### EXTRACTED MATERIAL
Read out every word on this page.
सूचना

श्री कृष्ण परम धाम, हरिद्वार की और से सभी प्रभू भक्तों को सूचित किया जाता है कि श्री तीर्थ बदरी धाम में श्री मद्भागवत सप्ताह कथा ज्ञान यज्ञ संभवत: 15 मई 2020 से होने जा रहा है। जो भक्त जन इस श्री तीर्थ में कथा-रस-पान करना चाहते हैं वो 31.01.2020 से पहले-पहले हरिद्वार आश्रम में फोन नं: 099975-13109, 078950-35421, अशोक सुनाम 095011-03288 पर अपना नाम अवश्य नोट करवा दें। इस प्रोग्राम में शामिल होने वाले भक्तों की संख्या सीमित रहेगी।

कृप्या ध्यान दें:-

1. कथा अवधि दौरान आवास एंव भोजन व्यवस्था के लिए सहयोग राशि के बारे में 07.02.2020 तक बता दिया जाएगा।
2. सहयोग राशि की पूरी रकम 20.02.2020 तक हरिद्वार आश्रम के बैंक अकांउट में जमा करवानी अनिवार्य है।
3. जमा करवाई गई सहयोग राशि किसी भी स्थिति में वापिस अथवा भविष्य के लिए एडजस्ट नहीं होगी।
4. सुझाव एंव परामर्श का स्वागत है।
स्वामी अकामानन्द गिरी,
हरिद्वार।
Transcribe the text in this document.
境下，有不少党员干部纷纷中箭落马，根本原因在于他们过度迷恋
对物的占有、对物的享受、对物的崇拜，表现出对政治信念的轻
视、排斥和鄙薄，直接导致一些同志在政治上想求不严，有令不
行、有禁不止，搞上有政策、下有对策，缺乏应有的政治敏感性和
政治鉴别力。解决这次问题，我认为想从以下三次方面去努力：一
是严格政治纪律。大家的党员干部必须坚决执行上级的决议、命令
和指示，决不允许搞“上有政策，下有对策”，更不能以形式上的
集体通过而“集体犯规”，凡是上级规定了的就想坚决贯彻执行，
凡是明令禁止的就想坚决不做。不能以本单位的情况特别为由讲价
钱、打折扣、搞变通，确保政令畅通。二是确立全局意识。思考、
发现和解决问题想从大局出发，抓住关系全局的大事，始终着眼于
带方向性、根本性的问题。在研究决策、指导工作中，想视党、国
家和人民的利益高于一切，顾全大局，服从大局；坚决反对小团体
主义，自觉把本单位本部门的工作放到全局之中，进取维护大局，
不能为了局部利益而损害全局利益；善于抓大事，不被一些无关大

### PROBLEM REQUIREMENTS
Return the listing above in full, character for character.

### TASK SOLUTION
Read out every word on this page.
सूचना

श्री कृष्ण परम धाम, हरिद्वार की और से सभी प्रभू भक्तों को सूचित किया जाता है कि श्री तीर्थ बदरी धाम में श्री मद्भागवत सप्ताह कथा ज्ञान यज्ञ संभवत: 15 मई 2020 से होने जा रहा है। जो भक्त जन इस श्री तीर्थ में कथा-रस-पान करना चाहते हैं वो 31.01.2020 से पहले-पहले हरिद्वार आश्रम में फोन नं: 099975-13109, 078950-35421, अशोक सुनाम 095011-03288 पर अपना नाम अवश्य नोट करवा दें। इस प्रोग्राम में शामिल होने वाले भक्तों की संख्या सीमित रहेगी।

कृप्या ध्यान दें:-

1. कथा अवधि दौरान आवास एंव भोजन व्यवस्था के लिए सहयोग राशि के बारे में 07.02.2020 तक बता दिया जाएगा।
2. सहयोग राशि की पूरी रकम 20.02.2020 तक हरिद्वार आश्रम के बैंक अकांउट में जमा करवानी अनिवार्य है।
3. जमा करवाई गई सहयोग राशि किसी भी स्थिति में वापिस अथवा भविष्य के लिए एडजस्ट नहीं होगी।
4. सुझाव एंव परामर्श का स्वागत है।
स्वामी अकामानन्द गिरी,
हरिद्वार।
Transcribe the text in this document.
境下，有不少党员干部纷纷中箭落马，根本原因在于他们过度迷恋
对物的占有、对物的享受、对物的崇拜，表现出对政治信念的轻
视、排斥和鄙薄，直接导致一些同志在政治上想求不严，有令不
行、有禁不止，搞上有政策、下有对策，缺乏应有的政治敏感性和
政治鉴别力。解决这次问题，我认为想从以下三次方面去努力：一
是严格政治纪律。大家的党员干部必须坚决执行上级的决议、命令
和指示，决不允许搞“上有政策，下有对策”，更不能以形式上的
集体通过而“集体犯规”，凡是上级规定了的就想坚决贯彻执行，
凡是明令禁止的就想坚决不做。不能以本单位的情况特别为由讲价
钱、打折扣、搞变通，确保政令畅通。二是确立全局意识。思考、
发现和解决问题想从大局出发，抓住关系全局的大事，始终着眼于
带方向性、根本性的问题。在研究决策、指导工作中，想视党、国
家和人民的利益高于一切，顾全大局，服从大局；坚决反对小团体
主义，自觉把本单位本部门的工作放到全局之中，进取维护大局，
不能为了局部利益而损害全局利益；善于抓大事，不被一些无关大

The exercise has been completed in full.